[Dataset items]
start

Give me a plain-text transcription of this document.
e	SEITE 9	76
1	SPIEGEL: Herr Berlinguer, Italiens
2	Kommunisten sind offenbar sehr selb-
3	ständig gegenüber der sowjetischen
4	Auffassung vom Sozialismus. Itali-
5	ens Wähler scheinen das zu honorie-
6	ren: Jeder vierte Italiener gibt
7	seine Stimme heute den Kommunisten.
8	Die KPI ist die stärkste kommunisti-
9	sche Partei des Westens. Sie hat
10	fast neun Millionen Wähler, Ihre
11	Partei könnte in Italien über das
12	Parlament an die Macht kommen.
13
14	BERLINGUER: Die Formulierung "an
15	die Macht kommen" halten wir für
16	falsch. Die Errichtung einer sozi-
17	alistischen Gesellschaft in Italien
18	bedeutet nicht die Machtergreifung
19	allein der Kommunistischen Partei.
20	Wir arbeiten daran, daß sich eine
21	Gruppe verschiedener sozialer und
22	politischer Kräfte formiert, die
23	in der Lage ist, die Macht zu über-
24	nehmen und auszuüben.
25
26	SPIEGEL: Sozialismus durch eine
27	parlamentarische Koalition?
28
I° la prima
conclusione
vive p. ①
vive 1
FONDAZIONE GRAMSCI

end

◆ **What you will do**
All of the records must be retyped exactly as they are.

◆ **Worked solution**
Give me a plain-text transcription of this document.
e	SEITE 9	76
1	SPIEGEL: Herr Berlinguer, Italiens
2	Kommunisten sind offenbar sehr selb-
3	ständig gegenüber der sowjetischen
4	Auffassung vom Sozialismus. Itali-
5	ens Wähler scheinen das zu honorie-
6	ren: Jeder vierte Italiener gibt
7	seine Stimme heute den Kommunisten.
8	Die KPI ist die stärkste kommunisti-
9	sche Partei des Westens. Sie hat
10	fast neun Millionen Wähler, Ihre
11	Partei könnte in Italien über das
12	Parlament an die Macht kommen.
13
14	BERLINGUER: Die Formulierung "an
15	die Macht kommen" halten wir für
16	falsch. Die Errichtung einer sozi-
17	alistischen Gesellschaft in Italien
18	bedeutet nicht die Machtergreifung
19	allein der Kommunistischen Partei.
20	Wir arbeiten daran, daß sich eine
21	Gruppe verschiedener sozialer und
22	politischer Kräfte formiert, die
23	in der Lage ist, die Macht zu über-
24	nehmen und auszuüben.
25
26	SPIEGEL: Sozialismus durch eine
27	parlamentarische Koalition?
28
I° la prima
conclusione
vive p. ①
vive 1
FONDAZIONE GRAMSCI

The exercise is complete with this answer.